=== Exercise ===
Identify every line containing the word "JSON" and reproduce each one.
=-=-=-=-=
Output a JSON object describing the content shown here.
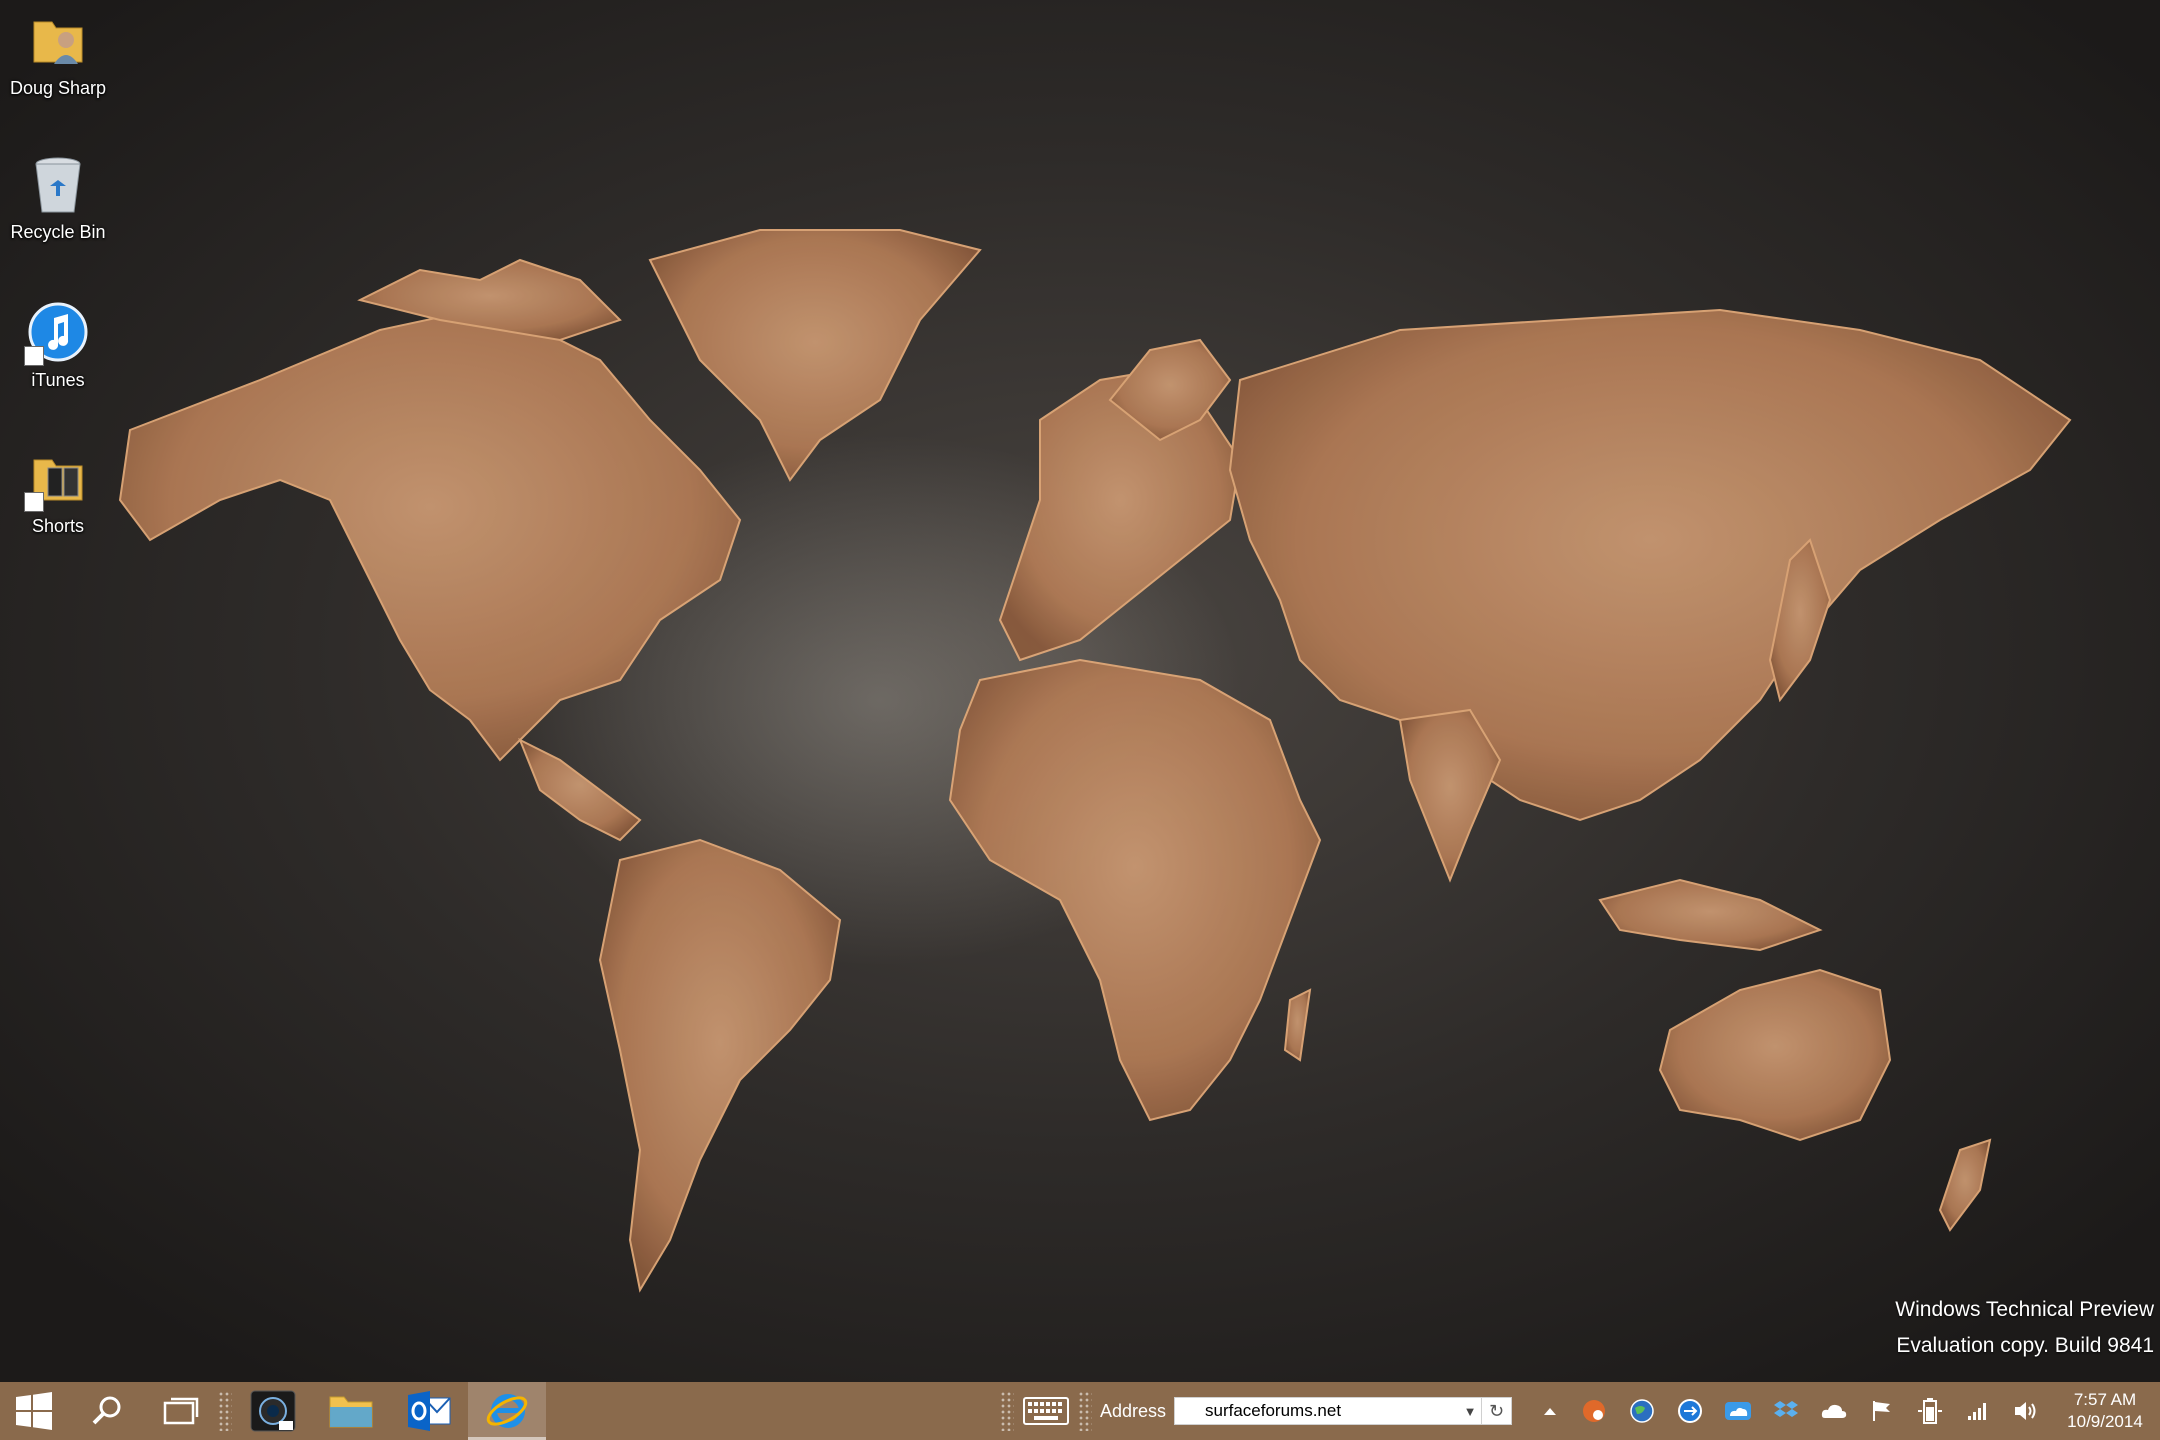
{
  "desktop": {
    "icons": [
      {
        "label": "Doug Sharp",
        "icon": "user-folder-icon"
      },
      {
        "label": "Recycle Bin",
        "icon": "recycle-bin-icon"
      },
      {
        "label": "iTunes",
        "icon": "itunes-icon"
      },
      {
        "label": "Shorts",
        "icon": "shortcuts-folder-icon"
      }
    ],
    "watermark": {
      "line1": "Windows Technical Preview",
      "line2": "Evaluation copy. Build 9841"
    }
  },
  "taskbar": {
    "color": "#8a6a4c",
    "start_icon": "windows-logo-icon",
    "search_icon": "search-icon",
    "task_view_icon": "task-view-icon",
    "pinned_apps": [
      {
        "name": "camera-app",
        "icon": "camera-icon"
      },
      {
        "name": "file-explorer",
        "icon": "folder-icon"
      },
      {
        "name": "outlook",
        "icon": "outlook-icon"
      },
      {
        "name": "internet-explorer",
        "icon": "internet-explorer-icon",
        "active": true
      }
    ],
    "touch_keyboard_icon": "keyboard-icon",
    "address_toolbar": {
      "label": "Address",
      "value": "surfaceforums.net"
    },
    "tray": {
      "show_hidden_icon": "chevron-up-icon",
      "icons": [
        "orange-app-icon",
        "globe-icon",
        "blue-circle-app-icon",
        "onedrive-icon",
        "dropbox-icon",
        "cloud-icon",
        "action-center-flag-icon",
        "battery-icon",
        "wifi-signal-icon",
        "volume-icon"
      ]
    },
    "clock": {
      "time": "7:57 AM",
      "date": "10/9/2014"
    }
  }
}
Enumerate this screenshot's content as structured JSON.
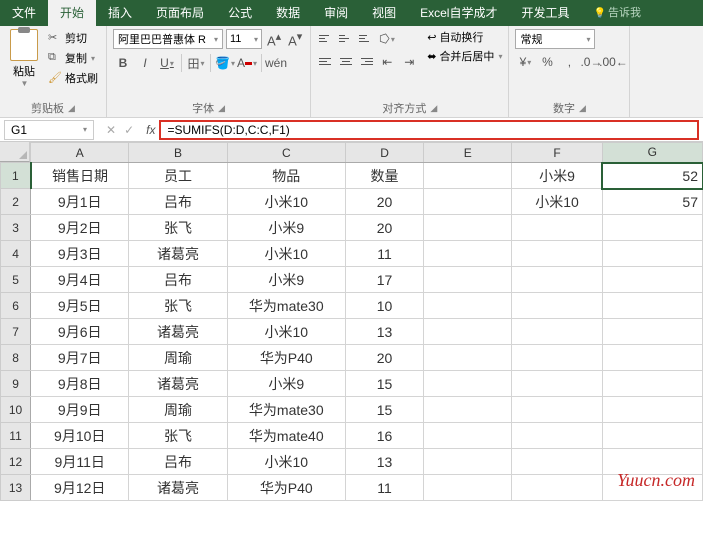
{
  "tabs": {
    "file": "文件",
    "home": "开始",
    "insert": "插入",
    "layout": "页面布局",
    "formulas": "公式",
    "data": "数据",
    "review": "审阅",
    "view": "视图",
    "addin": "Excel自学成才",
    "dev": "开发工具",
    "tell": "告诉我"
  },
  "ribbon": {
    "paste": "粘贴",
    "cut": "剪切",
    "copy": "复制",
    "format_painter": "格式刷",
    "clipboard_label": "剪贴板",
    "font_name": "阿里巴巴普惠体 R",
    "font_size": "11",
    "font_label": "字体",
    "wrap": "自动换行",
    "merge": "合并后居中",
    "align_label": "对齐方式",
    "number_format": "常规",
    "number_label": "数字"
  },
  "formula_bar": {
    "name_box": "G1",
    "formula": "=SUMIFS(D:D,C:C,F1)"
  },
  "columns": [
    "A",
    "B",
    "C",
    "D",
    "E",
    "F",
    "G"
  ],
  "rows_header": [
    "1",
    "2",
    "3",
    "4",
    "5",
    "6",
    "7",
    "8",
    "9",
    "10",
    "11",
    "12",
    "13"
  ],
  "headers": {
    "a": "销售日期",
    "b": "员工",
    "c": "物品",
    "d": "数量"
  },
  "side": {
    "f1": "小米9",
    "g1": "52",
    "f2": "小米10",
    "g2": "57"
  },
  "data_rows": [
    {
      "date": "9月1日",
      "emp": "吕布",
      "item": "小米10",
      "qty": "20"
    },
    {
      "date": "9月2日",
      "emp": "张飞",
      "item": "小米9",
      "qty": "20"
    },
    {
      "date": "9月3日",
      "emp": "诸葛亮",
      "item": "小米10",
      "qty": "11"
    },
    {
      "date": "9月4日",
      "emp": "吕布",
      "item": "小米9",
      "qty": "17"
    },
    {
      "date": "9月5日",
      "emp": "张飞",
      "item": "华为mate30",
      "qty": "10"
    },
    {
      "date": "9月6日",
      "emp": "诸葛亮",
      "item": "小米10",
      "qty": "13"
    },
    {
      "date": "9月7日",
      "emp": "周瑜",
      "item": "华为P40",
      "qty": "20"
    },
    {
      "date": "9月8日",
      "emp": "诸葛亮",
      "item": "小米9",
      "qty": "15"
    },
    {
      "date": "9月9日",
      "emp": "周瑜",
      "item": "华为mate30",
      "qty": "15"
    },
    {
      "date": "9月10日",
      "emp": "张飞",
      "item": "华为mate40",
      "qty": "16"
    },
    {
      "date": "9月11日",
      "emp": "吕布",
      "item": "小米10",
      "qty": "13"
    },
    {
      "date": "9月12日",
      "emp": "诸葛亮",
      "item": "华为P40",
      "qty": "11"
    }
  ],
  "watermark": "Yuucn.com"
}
=-=-=-=-=
=== Correct answer ===
Output a JSON object describing the content shown here.
Enumerate this screenshot's content as structured JSON.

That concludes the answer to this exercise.